(Collected data)

□ □ □ □ □

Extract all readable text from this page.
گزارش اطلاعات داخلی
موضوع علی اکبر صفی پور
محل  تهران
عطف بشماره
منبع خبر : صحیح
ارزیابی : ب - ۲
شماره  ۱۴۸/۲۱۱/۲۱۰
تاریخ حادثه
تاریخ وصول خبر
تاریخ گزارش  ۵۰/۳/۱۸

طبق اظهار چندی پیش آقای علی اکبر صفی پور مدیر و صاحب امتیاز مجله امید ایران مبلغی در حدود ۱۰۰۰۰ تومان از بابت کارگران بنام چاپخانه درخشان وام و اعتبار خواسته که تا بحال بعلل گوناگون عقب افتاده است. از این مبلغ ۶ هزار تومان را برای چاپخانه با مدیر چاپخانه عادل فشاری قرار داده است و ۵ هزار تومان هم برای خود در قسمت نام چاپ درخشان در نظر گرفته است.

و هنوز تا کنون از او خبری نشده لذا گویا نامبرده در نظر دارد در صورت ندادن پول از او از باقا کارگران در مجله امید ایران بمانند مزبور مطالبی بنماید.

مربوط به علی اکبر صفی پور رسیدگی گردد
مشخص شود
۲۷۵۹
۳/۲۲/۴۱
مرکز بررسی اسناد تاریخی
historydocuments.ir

□ □ □ □ □

» Problem to work on: From the data above, copy each line where the string "گزارش" appears.

» In response:
گزارش اطلاعات داخلی
تاریخ گزارش  ۵۰/۳/۱۸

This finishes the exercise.